[Records from a data collection]
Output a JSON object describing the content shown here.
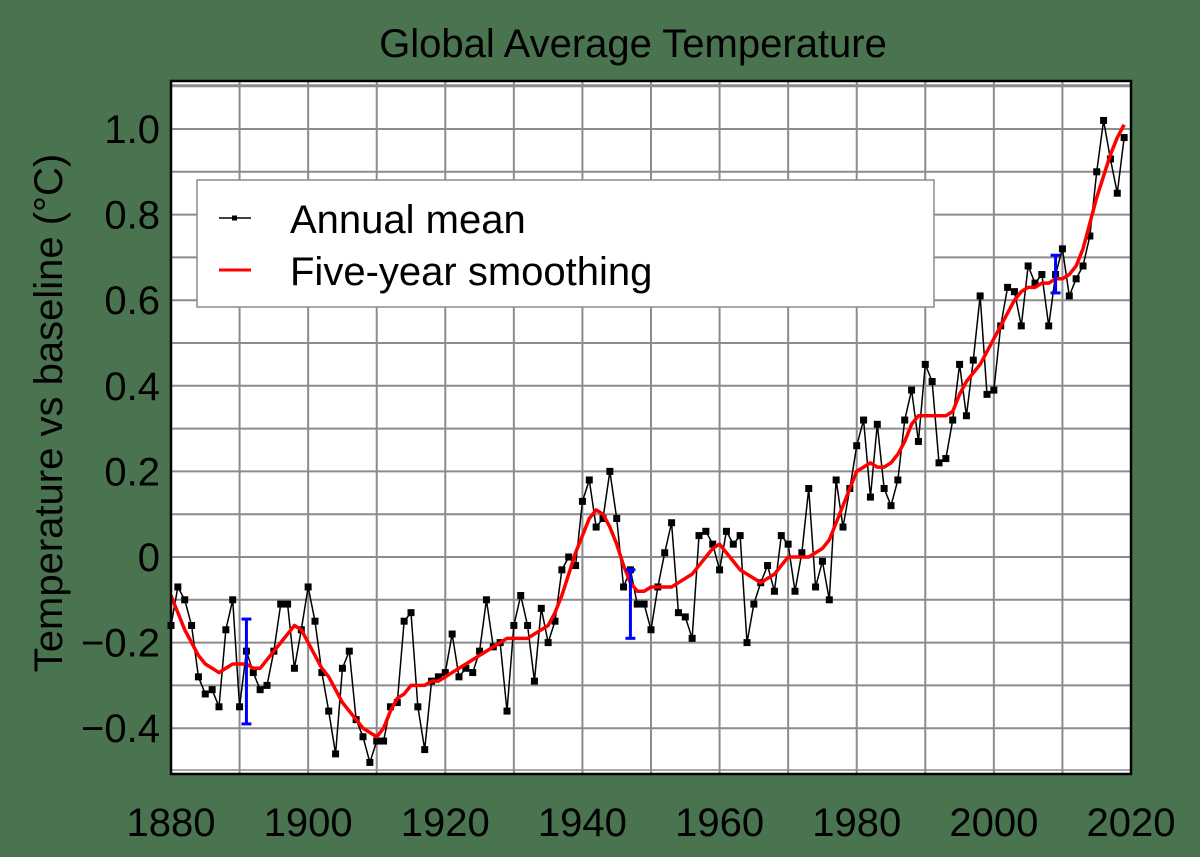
{
  "chart_data": {
    "type": "line",
    "title": "Global Average Temperature",
    "xlabel": "",
    "ylabel": "Temperature vs baseline (°C)",
    "xlim": [
      1880,
      2020
    ],
    "ylim": [
      -0.5,
      1.1
    ],
    "grid": true,
    "x_ticks": [
      1880,
      1900,
      1920,
      1940,
      1960,
      1980,
      2000,
      2020
    ],
    "x_tick_labels": [
      "1880",
      "1900",
      "1920",
      "1940",
      "1960",
      "1980",
      "2000",
      "2020"
    ],
    "y_ticks": [
      -0.4,
      -0.2,
      0,
      0.2,
      0.4,
      0.6,
      0.8,
      1.0
    ],
    "y_tick_labels": [
      "−0.4",
      "−0.2",
      "0",
      "0.2",
      "0.4",
      "0.6",
      "0.8",
      "1.0"
    ],
    "legend": {
      "position": "upper-left",
      "entries": [
        "Annual mean",
        "Five-year smoothing"
      ]
    },
    "x": [
      1880,
      1881,
      1882,
      1883,
      1884,
      1885,
      1886,
      1887,
      1888,
      1889,
      1890,
      1891,
      1892,
      1893,
      1894,
      1895,
      1896,
      1897,
      1898,
      1899,
      1900,
      1901,
      1902,
      1903,
      1904,
      1905,
      1906,
      1907,
      1908,
      1909,
      1910,
      1911,
      1912,
      1913,
      1914,
      1915,
      1916,
      1917,
      1918,
      1919,
      1920,
      1921,
      1922,
      1923,
      1924,
      1925,
      1926,
      1927,
      1928,
      1929,
      1930,
      1931,
      1932,
      1933,
      1934,
      1935,
      1936,
      1937,
      1938,
      1939,
      1940,
      1941,
      1942,
      1943,
      1944,
      1945,
      1946,
      1947,
      1948,
      1949,
      1950,
      1951,
      1952,
      1953,
      1954,
      1955,
      1956,
      1957,
      1958,
      1959,
      1960,
      1961,
      1962,
      1963,
      1964,
      1965,
      1966,
      1967,
      1968,
      1969,
      1970,
      1971,
      1972,
      1973,
      1974,
      1975,
      1976,
      1977,
      1978,
      1979,
      1980,
      1981,
      1982,
      1983,
      1984,
      1985,
      1986,
      1987,
      1988,
      1989,
      1990,
      1991,
      1992,
      1993,
      1994,
      1995,
      1996,
      1997,
      1998,
      1999,
      2000,
      2001,
      2002,
      2003,
      2004,
      2005,
      2006,
      2007,
      2008,
      2009,
      2010,
      2011,
      2012,
      2013,
      2014,
      2015,
      2016,
      2017,
      2018,
      2019
    ],
    "series": [
      {
        "name": "Annual mean",
        "color": "#000000",
        "marker": "square",
        "values": [
          -0.16,
          -0.07,
          -0.1,
          -0.16,
          -0.28,
          -0.32,
          -0.31,
          -0.35,
          -0.17,
          -0.1,
          -0.35,
          -0.22,
          -0.27,
          -0.31,
          -0.3,
          -0.22,
          -0.11,
          -0.11,
          -0.26,
          -0.17,
          -0.07,
          -0.15,
          -0.27,
          -0.36,
          -0.46,
          -0.26,
          -0.22,
          -0.38,
          -0.42,
          -0.48,
          -0.43,
          -0.43,
          -0.35,
          -0.34,
          -0.15,
          -0.13,
          -0.35,
          -0.45,
          -0.29,
          -0.28,
          -0.27,
          -0.18,
          -0.28,
          -0.26,
          -0.27,
          -0.22,
          -0.1,
          -0.21,
          -0.2,
          -0.36,
          -0.16,
          -0.09,
          -0.16,
          -0.29,
          -0.12,
          -0.2,
          -0.15,
          -0.03,
          0.0,
          -0.02,
          0.13,
          0.18,
          0.07,
          0.09,
          0.2,
          0.09,
          -0.07,
          -0.03,
          -0.11,
          -0.11,
          -0.17,
          -0.07,
          0.01,
          0.08,
          -0.13,
          -0.14,
          -0.19,
          0.05,
          0.06,
          0.03,
          -0.03,
          0.06,
          0.03,
          0.05,
          -0.2,
          -0.11,
          -0.06,
          -0.02,
          -0.08,
          0.05,
          0.03,
          -0.08,
          0.01,
          0.16,
          -0.07,
          -0.01,
          -0.1,
          0.18,
          0.07,
          0.16,
          0.26,
          0.32,
          0.14,
          0.31,
          0.16,
          0.12,
          0.18,
          0.32,
          0.39,
          0.27,
          0.45,
          0.41,
          0.22,
          0.23,
          0.32,
          0.45,
          0.33,
          0.46,
          0.61,
          0.38,
          0.39,
          0.54,
          0.63,
          0.62,
          0.54,
          0.68,
          0.64,
          0.66,
          0.54,
          0.66,
          0.72,
          0.61,
          0.65,
          0.68,
          0.75,
          0.9,
          1.02,
          0.93,
          0.85,
          0.98
        ]
      },
      {
        "name": "Five-year smoothing",
        "color": "#ff0000",
        "values": [
          -0.09,
          -0.13,
          -0.17,
          -0.2,
          -0.23,
          -0.25,
          -0.26,
          -0.27,
          -0.26,
          -0.25,
          -0.25,
          -0.25,
          -0.26,
          -0.26,
          -0.24,
          -0.22,
          -0.2,
          -0.18,
          -0.16,
          -0.17,
          -0.2,
          -0.23,
          -0.26,
          -0.28,
          -0.31,
          -0.34,
          -0.36,
          -0.38,
          -0.4,
          -0.41,
          -0.42,
          -0.4,
          -0.36,
          -0.33,
          -0.32,
          -0.3,
          -0.3,
          -0.3,
          -0.29,
          -0.29,
          -0.28,
          -0.27,
          -0.26,
          -0.25,
          -0.24,
          -0.23,
          -0.22,
          -0.21,
          -0.2,
          -0.19,
          -0.19,
          -0.19,
          -0.19,
          -0.18,
          -0.17,
          -0.16,
          -0.13,
          -0.09,
          -0.04,
          0.01,
          0.05,
          0.09,
          0.11,
          0.1,
          0.07,
          0.03,
          -0.02,
          -0.06,
          -0.08,
          -0.08,
          -0.07,
          -0.07,
          -0.07,
          -0.07,
          -0.06,
          -0.05,
          -0.04,
          -0.02,
          0.0,
          0.02,
          0.03,
          0.01,
          -0.01,
          -0.03,
          -0.04,
          -0.05,
          -0.06,
          -0.05,
          -0.04,
          -0.02,
          0.0,
          0.0,
          0.0,
          0.0,
          0.01,
          0.02,
          0.04,
          0.08,
          0.12,
          0.16,
          0.2,
          0.21,
          0.22,
          0.21,
          0.21,
          0.22,
          0.24,
          0.27,
          0.31,
          0.33,
          0.33,
          0.33,
          0.33,
          0.33,
          0.34,
          0.38,
          0.41,
          0.43,
          0.45,
          0.48,
          0.51,
          0.54,
          0.57,
          0.6,
          0.62,
          0.63,
          0.63,
          0.64,
          0.64,
          0.65,
          0.65,
          0.66,
          0.68,
          0.72,
          0.78,
          0.84,
          0.89,
          0.94,
          0.98,
          1.01
        ]
      }
    ],
    "error_bars": [
      {
        "x": 1891,
        "low": -0.39,
        "high": -0.145,
        "color": "#0000ff"
      },
      {
        "x": 1947,
        "low": -0.19,
        "high": -0.03,
        "color": "#0000ff"
      },
      {
        "x": 2009,
        "low": 0.617,
        "high": 0.705,
        "color": "#0000ff"
      }
    ]
  },
  "colors": {
    "background": "#4a7350",
    "plot_background": "#ffffff",
    "grid": "#8c8c8c",
    "annual": "#000000",
    "smoothing": "#ff0000",
    "error_bar": "#0000ff"
  }
}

▶ **GOAL**
Go through the material above and count the lines that contain "Temperature"; answer with the number alone.

▶ **RESULT**
2